Return all of the data exactly as given.

++++++++++++++++++++

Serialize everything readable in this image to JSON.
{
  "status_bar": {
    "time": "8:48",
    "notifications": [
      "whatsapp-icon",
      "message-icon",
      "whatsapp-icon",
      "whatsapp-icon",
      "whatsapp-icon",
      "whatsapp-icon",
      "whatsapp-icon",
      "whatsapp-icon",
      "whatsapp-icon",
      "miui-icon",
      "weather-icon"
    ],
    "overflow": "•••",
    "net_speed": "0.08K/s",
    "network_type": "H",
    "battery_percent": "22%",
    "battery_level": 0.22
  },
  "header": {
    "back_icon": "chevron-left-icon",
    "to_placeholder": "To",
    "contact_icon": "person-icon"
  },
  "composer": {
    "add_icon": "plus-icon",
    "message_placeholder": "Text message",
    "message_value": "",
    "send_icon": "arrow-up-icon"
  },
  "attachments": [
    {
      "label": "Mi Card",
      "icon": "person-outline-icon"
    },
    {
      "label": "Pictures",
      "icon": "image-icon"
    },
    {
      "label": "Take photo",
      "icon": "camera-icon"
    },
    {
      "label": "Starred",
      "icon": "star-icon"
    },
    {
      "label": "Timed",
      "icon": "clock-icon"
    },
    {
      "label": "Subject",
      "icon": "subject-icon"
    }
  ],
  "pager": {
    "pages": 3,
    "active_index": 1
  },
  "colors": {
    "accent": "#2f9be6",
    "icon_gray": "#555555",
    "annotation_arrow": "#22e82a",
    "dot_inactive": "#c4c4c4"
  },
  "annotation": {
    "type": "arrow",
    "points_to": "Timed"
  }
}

++++++++++++++++++++

■ The answer
Serialize everything readable in this image to JSON.
{
  "status_bar": {
    "time": "8:48",
    "notifications": [
      "whatsapp-icon",
      "message-icon",
      "whatsapp-icon",
      "whatsapp-icon",
      "whatsapp-icon",
      "whatsapp-icon",
      "whatsapp-icon",
      "whatsapp-icon",
      "whatsapp-icon",
      "miui-icon",
      "weather-icon"
    ],
    "overflow": "•••",
    "net_speed": "0.08K/s",
    "network_type": "H",
    "battery_percent": "22%",
    "battery_level": 0.22
  },
  "header": {
    "back_icon": "chevron-left-icon",
    "to_placeholder": "To",
    "contact_icon": "person-icon"
  },
  "composer": {
    "add_icon": "plus-icon",
    "message_placeholder": "Text message",
    "message_value": "",
    "send_icon": "arrow-up-icon"
  },
  "attachments": [
    {
      "label": "Mi Card",
      "icon": "person-outline-icon"
    },
    {
      "label": "Pictures",
      "icon": "image-icon"
    },
    {
      "label": "Take photo",
      "icon": "camera-icon"
    },
    {
      "label": "Starred",
      "icon": "star-icon"
    },
    {
      "label": "Timed",
      "icon": "clock-icon"
    },
    {
      "label": "Subject",
      "icon": "subject-icon"
    }
  ],
  "pager": {
    "pages": 3,
    "active_index": 1
  },
  "colors": {
    "accent": "#2f9be6",
    "icon_gray": "#555555",
    "annotation_arrow": "#22e82a",
    "dot_inactive": "#c4c4c4"
  },
  "annotation": {
    "type": "arrow",
    "points_to": "Timed"
  }
}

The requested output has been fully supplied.